_What to work on_. Find all lines in the records that include the word "комплекса", and copy them out.

_Data for this exercise_.
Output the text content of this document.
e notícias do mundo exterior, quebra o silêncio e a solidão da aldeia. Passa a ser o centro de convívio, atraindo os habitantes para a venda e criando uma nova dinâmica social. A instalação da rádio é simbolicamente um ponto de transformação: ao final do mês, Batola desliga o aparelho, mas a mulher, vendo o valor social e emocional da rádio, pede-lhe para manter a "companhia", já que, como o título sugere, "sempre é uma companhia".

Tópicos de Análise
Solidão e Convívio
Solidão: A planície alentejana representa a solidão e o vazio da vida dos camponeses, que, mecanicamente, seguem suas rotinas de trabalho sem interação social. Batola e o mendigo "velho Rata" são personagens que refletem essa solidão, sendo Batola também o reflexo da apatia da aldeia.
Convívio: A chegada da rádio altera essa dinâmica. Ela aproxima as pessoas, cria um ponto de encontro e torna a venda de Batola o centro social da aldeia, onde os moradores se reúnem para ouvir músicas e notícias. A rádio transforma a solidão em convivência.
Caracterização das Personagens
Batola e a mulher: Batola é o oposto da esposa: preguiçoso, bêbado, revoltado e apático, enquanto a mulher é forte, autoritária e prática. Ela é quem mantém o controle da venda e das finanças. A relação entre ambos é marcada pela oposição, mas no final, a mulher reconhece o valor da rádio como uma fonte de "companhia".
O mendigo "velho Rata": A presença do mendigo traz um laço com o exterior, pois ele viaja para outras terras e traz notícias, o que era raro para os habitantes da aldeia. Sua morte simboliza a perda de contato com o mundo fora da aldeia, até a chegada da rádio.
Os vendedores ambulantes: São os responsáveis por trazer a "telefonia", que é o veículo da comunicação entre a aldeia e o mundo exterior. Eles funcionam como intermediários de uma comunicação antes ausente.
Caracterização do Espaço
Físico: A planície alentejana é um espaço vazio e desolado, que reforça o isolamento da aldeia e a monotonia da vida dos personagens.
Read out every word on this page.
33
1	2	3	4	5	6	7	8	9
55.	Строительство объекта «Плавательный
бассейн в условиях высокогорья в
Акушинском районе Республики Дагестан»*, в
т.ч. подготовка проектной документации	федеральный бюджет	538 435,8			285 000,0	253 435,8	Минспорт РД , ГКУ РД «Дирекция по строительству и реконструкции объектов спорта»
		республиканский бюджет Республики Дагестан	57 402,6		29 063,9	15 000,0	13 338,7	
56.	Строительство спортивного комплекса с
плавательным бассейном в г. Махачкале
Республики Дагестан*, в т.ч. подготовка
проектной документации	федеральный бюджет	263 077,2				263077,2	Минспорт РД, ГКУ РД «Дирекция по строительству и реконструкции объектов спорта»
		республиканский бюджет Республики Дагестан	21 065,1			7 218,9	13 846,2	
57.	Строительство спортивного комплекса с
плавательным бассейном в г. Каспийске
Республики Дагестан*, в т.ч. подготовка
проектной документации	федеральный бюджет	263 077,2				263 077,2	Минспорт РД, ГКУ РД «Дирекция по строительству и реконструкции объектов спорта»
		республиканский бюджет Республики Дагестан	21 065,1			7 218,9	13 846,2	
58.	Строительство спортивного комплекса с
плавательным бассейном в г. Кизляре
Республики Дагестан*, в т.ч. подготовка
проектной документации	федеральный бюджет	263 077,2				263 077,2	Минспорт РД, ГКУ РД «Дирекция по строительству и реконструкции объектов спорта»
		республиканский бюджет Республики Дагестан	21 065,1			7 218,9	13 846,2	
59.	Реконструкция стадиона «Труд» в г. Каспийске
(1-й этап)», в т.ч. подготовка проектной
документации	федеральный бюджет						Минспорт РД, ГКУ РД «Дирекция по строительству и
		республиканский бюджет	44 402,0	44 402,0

_Result_.
56.	Строительство спортивного комплекса с
57.	Строительство спортивного комплекса с
58.	Строительство спортивного комплекса с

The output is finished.